## What the exercise asks
Write out only the lines running from the one that contains "Extract the structured" to the end of the material, both ends included.

Records from a collection of figures:
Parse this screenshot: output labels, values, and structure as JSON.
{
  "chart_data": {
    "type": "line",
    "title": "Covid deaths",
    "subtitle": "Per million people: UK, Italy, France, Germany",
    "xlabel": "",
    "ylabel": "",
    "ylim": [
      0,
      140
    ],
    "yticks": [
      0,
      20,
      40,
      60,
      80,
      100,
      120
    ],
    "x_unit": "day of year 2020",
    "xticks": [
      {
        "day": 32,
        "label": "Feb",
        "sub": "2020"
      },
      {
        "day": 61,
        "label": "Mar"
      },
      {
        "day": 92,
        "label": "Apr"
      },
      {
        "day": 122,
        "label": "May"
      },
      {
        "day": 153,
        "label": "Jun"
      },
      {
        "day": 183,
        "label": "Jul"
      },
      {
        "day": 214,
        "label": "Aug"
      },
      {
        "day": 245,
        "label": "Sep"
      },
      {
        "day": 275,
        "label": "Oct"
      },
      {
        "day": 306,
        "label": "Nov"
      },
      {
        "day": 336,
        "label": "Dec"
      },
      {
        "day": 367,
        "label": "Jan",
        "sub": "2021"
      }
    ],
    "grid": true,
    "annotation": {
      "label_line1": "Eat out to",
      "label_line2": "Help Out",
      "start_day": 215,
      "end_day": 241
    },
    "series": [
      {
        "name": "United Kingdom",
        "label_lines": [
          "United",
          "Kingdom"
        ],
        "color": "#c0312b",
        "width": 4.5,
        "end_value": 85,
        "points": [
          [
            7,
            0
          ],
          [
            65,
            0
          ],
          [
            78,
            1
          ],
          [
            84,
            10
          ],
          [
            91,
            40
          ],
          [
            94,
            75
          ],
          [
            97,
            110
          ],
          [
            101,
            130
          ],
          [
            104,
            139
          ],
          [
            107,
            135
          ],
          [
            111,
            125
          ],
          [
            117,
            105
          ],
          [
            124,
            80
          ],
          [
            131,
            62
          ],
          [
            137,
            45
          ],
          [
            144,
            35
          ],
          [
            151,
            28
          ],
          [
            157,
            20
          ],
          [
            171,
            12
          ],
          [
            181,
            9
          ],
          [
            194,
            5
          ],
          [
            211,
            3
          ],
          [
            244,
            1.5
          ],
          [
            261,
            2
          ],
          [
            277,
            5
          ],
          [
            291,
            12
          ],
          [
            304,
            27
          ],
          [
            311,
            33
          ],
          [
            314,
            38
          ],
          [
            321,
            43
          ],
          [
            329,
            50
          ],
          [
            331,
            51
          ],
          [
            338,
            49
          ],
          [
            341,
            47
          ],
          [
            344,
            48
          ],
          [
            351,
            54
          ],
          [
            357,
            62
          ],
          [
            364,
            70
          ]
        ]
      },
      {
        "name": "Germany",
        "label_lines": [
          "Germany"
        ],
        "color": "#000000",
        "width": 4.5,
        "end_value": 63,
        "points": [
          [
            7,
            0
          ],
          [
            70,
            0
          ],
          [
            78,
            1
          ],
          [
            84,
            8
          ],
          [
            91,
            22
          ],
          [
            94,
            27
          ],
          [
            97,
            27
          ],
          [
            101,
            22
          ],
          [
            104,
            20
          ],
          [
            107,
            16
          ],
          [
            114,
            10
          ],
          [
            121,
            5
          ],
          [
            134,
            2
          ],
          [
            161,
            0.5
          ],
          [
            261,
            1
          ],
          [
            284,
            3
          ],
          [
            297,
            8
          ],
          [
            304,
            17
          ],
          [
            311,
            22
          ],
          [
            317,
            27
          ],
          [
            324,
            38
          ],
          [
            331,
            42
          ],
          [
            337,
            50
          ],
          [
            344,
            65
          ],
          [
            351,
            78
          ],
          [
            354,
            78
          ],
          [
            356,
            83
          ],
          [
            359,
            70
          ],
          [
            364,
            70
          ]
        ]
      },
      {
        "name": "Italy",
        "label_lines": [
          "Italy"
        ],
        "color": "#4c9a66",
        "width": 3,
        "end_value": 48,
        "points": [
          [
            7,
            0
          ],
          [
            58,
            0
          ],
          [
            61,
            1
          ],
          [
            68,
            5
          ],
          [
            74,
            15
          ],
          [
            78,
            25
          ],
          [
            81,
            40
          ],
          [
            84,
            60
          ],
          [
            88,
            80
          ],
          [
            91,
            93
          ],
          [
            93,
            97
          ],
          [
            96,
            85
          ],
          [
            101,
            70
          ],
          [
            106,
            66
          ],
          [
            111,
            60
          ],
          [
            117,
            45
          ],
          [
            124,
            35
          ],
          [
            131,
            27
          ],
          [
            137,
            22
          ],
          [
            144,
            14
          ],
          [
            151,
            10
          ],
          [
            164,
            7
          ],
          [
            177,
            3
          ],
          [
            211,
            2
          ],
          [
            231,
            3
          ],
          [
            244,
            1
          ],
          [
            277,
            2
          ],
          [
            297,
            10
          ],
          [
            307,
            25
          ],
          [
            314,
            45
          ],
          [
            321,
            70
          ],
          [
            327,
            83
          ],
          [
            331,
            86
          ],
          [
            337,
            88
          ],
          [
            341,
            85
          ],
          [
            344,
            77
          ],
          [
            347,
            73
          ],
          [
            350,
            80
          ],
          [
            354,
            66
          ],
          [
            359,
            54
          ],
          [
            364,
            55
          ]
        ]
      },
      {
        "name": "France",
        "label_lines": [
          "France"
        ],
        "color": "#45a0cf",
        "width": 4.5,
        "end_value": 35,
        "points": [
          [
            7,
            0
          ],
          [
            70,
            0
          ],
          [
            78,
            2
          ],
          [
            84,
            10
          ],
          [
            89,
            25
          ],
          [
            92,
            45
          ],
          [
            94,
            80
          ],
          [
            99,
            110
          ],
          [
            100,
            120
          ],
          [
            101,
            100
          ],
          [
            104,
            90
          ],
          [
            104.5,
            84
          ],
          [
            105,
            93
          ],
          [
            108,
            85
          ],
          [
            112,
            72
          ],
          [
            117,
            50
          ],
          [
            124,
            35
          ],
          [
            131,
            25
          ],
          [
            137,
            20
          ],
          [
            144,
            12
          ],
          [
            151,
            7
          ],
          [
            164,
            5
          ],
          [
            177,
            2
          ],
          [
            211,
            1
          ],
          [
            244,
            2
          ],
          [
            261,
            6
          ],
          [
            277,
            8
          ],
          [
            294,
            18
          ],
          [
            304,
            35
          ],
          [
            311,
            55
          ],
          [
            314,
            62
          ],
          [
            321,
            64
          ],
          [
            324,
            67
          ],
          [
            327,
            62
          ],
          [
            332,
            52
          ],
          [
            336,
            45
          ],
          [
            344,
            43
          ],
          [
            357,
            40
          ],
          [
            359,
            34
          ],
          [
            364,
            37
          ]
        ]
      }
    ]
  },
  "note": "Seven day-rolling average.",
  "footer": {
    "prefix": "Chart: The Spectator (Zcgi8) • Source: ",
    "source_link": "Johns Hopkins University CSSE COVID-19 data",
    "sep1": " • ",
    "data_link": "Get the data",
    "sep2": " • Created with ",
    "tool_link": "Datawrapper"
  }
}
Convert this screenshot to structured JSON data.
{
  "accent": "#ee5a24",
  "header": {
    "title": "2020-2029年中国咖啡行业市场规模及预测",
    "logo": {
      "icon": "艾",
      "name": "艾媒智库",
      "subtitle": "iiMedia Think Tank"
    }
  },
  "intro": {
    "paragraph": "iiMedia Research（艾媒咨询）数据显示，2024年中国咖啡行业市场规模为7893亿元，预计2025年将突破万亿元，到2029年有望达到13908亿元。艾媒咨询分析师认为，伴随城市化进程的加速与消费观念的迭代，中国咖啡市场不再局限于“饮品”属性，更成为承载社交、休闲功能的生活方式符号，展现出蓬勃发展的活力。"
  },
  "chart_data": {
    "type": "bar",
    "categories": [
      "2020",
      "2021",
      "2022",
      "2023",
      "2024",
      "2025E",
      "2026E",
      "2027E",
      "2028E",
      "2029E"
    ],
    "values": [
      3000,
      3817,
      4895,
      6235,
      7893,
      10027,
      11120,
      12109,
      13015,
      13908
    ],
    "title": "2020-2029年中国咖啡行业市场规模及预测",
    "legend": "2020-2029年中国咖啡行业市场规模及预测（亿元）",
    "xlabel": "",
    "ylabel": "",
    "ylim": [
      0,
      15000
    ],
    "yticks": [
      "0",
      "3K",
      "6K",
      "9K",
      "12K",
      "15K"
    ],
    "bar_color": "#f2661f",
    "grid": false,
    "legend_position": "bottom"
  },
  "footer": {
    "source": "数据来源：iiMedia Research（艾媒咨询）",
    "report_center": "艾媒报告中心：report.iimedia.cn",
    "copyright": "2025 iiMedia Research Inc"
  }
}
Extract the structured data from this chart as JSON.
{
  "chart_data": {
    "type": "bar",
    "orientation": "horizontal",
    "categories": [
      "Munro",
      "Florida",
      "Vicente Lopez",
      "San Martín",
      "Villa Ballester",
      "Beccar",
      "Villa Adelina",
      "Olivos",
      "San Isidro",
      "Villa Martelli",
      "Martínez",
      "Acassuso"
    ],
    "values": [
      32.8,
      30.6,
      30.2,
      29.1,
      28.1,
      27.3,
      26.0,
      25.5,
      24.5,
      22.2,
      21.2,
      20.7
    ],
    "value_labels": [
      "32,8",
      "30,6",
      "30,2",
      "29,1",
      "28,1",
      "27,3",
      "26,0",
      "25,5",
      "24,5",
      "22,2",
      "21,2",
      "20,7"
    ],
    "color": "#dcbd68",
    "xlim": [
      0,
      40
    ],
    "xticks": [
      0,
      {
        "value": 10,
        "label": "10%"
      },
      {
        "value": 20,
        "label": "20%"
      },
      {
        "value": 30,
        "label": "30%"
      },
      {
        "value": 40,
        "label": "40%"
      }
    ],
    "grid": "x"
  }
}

## Task result
Extract the structured data from this chart as JSON.
{
  "chart_data": {
    "type": "bar",
    "orientation": "horizontal",
    "categories": [
      "Munro",
      "Florida",
      "Vicente Lopez",
      "San Martín",
      "Villa Ballester",
      "Beccar",
      "Villa Adelina",
      "Olivos",
      "San Isidro",
      "Villa Martelli",
      "Martínez",
      "Acassuso"
    ],
    "values": [
      32.8,
      30.6,
      30.2,
      29.1,
      28.1,
      27.3,
      26.0,
      25.5,
      24.5,
      22.2,
      21.2,
      20.7
    ],
    "value_labels": [
      "32,8",
      "30,6",
      "30,2",
      "29,1",
      "28,1",
      "27,3",
      "26,0",
      "25,5",
      "24,5",
      "22,2",
      "21,2",
      "20,7"
    ],
    "color": "#dcbd68",
    "xlim": [
      0,
      40
    ],
    "xticks": [
      0,
      {
        "value": 10,
        "label": "10%"
      },
      {
        "value": 20,
        "label": "20%"
      },
      {
        "value": 30,
        "label": "30%"
      },
      {
        "value": 40,
        "label": "40%"
      }
    ],
    "grid": "x"
  }
}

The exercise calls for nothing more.